Written instruction 1:
Report every line of the listing below that contains the word "sober", copying each one in full.

________________________________________

Despite its successes, computer vision remains a challenging field. Digital images are essentially arrays of pixels, and inferring structure, semantics, or dynamics from them is non-trivial. Recent advances in machine learning—particularly deep learning—have transformed the field by enabling algorithms that can effectively “learn to see” from large collections of example images and videos. To reflect this, the course will also introduce modern machine learning methods that have become central to contemporary computer vision research and applications.

This course blends short lectures with interactive paper readings and discussions. The lectures will give you the background you need to dive into research papers, understand their methods, and try out key ideas yourself. In most classes, the first 45 minutes will focus on a core topic, and the rest of the time will be spent presenting papers and exploring them together in discussion.

We’ll cover topics such as:

how images are formed and how cameras model the world;
motion and optical flow;
depth perception and 3D analysis;
recognizing actions in video;
convolution and filtering;
regression and classification;
clustering and dimensionality reduction; and
neural networks and deep learning

These topics will give you the tools and intuition to make sense of the papers we read and to actively engage with the exciting questions in computer vision research.

Pre-requisites

The course assumes that students are comfortable with statistics, basic linear algebra, and programming.

________________________________________

Written instruction 2:
List the subjects the course description says students are assumed to be comfortable with.

________________________________________

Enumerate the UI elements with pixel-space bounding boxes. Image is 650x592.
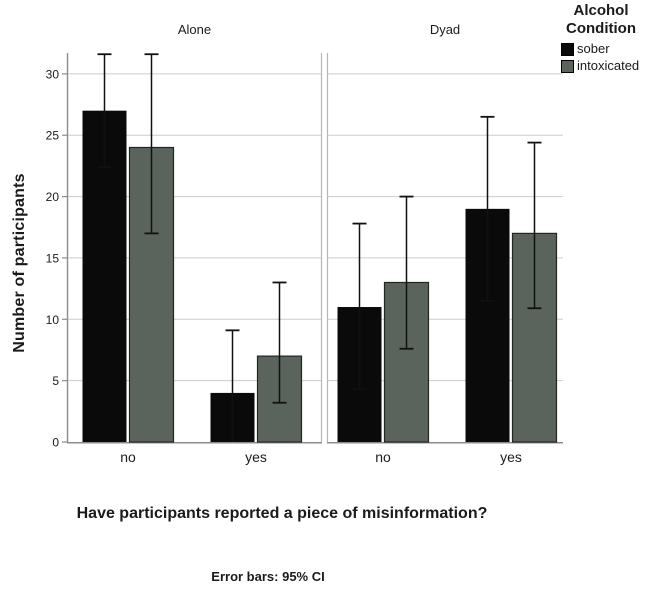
y-axis-title: Number of participants — [11, 173, 28, 353]
x-axis-title: Have participants reported a piece of mi… — [76, 505, 488, 522]
legend-title: Alcohol Condition — [553, 2, 649, 38]
y-tick-label: 30 — [46, 67, 60, 81]
y-tick-label: 25 — [46, 129, 60, 143]
y-tick-label: 5 — [52, 374, 59, 388]
legend-title-line1: Alcohol — [573, 2, 629, 19]
legend-item-intoxicated: intoxicated — [561, 59, 649, 73]
error-bars-caption: Error bars: 95% CI — [211, 569, 325, 584]
x-category-label: yes — [245, 449, 267, 465]
y-tick-label: 20 — [46, 190, 60, 204]
legend-item-label: intoxicated — [577, 58, 640, 73]
panel-title: Dyad — [430, 22, 460, 37]
legend-items: sober intoxicated — [561, 42, 649, 73]
legend: Alcohol Condition sober intoxicated — [553, 2, 649, 76]
legend-swatch-intoxicated — [561, 59, 574, 73]
legend-swatch-sober — [561, 42, 574, 56]
x-category-label: no — [375, 449, 391, 465]
y-tick-label: 15 — [46, 251, 60, 265]
x-category-label: yes — [500, 449, 522, 465]
legend-item-label: sober — [577, 41, 610, 56]
legend-item-sober: sober — [561, 42, 649, 56]
x-category-label: no — [120, 449, 136, 465]
y-tick-label: 10 — [46, 313, 60, 327]
legend-title-line2: Condition — [566, 20, 636, 37]
panel-title: Alone — [178, 22, 211, 37]
y-tick-label: 0 — [52, 436, 59, 450]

________________________________________

Problem solution 1:
legend-items: sober intoxicated — [561, 42, 649, 73]
legend: Alcohol Condition sober intoxicated — [553, 2, 649, 76]
legend-swatch-sober — [561, 42, 574, 56]
legend-item-label: sober — [577, 41, 610, 56]
legend-item-sober: sober — [561, 42, 649, 56]

Problem solution 2:
Statistics, basic linear algebra, and programming.